Required task:
Set each entry down verbatim, omitting images.

Data provided:

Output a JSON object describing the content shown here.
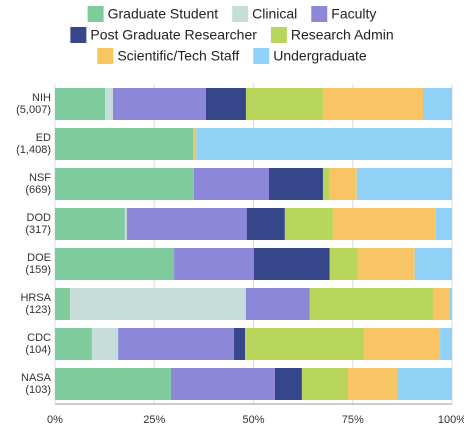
{
  "chart_data": {
    "type": "bar",
    "orientation": "horizontal",
    "stacked": true,
    "categories": [
      [
        "NIH",
        "(5,007)"
      ],
      [
        "ED",
        "(1,408)"
      ],
      [
        "NSF",
        "(669)"
      ],
      [
        "DOD",
        "(317)"
      ],
      [
        "DOE",
        "(159)"
      ],
      [
        "HRSA",
        "(123)"
      ],
      [
        "CDC",
        "(104)"
      ],
      [
        "NASA",
        "(103)"
      ]
    ],
    "series": [
      {
        "name": "Graduate Student",
        "color": "#80cb9c",
        "values": [
          12.6,
          34.8,
          35,
          17.6,
          30,
          3.8,
          9.3,
          29.2
        ]
      },
      {
        "name": "Clinical",
        "color": "#c6ddd9",
        "values": [
          2,
          0,
          0,
          0.5,
          0,
          44.3,
          6.6,
          0
        ]
      },
      {
        "name": "Faculty",
        "color": "#8c87d9",
        "values": [
          23.4,
          0,
          18.9,
          30.2,
          20.1,
          16.1,
          29.2,
          26.2
        ]
      },
      {
        "name": "Post Graduate Researcher",
        "color": "#36468b",
        "values": [
          10.1,
          0,
          13.6,
          9.6,
          19.1,
          0,
          2.8,
          6.8
        ]
      },
      {
        "name": "Research Admin",
        "color": "#b7d65b",
        "values": [
          19.4,
          0.3,
          1.5,
          12.1,
          7,
          31,
          30,
          11.6
        ]
      },
      {
        "name": "Scientific/Tech Staff",
        "color": "#f9c463",
        "values": [
          25.2,
          0.5,
          7,
          25.9,
          14.4,
          4.3,
          19.1,
          12.6
        ]
      },
      {
        "name": "Undergraduate",
        "color": "#8fd2f5",
        "values": [
          7.3,
          64.4,
          24,
          4.1,
          9.4,
          0.5,
          3,
          13.6
        ]
      }
    ],
    "xlim": [
      0,
      100
    ],
    "xticks": [
      {
        "value": 0,
        "label": "0%"
      },
      {
        "value": 25,
        "label": "25%"
      },
      {
        "value": 50,
        "label": "50%"
      },
      {
        "value": 75,
        "label": "75%"
      },
      {
        "value": 100,
        "label": "100%"
      }
    ],
    "grid": true
  }
}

Result:
Output a JSON object describing the content shown here.
{
  "chart_data": {
    "type": "bar",
    "orientation": "horizontal",
    "stacked": true,
    "categories": [
      [
        "NIH",
        "(5,007)"
      ],
      [
        "ED",
        "(1,408)"
      ],
      [
        "NSF",
        "(669)"
      ],
      [
        "DOD",
        "(317)"
      ],
      [
        "DOE",
        "(159)"
      ],
      [
        "HRSA",
        "(123)"
      ],
      [
        "CDC",
        "(104)"
      ],
      [
        "NASA",
        "(103)"
      ]
    ],
    "series": [
      {
        "name": "Graduate Student",
        "color": "#80cb9c",
        "values": [
          12.6,
          34.8,
          35,
          17.6,
          30,
          3.8,
          9.3,
          29.2
        ]
      },
      {
        "name": "Clinical",
        "color": "#c6ddd9",
        "values": [
          2,
          0,
          0,
          0.5,
          0,
          44.3,
          6.6,
          0
        ]
      },
      {
        "name": "Faculty",
        "color": "#8c87d9",
        "values": [
          23.4,
          0,
          18.9,
          30.2,
          20.1,
          16.1,
          29.2,
          26.2
        ]
      },
      {
        "name": "Post Graduate Researcher",
        "color": "#36468b",
        "values": [
          10.1,
          0,
          13.6,
          9.6,
          19.1,
          0,
          2.8,
          6.8
        ]
      },
      {
        "name": "Research Admin",
        "color": "#b7d65b",
        "values": [
          19.4,
          0.3,
          1.5,
          12.1,
          7,
          31,
          30,
          11.6
        ]
      },
      {
        "name": "Scientific/Tech Staff",
        "color": "#f9c463",
        "values": [
          25.2,
          0.5,
          7,
          25.9,
          14.4,
          4.3,
          19.1,
          12.6
        ]
      },
      {
        "name": "Undergraduate",
        "color": "#8fd2f5",
        "values": [
          7.3,
          64.4,
          24,
          4.1,
          9.4,
          0.5,
          3,
          13.6
        ]
      }
    ],
    "xlim": [
      0,
      100
    ],
    "xticks": [
      {
        "value": 0,
        "label": "0%"
      },
      {
        "value": 25,
        "label": "25%"
      },
      {
        "value": 50,
        "label": "50%"
      },
      {
        "value": 75,
        "label": "75%"
      },
      {
        "value": 100,
        "label": "100%"
      }
    ],
    "grid": true
  }
}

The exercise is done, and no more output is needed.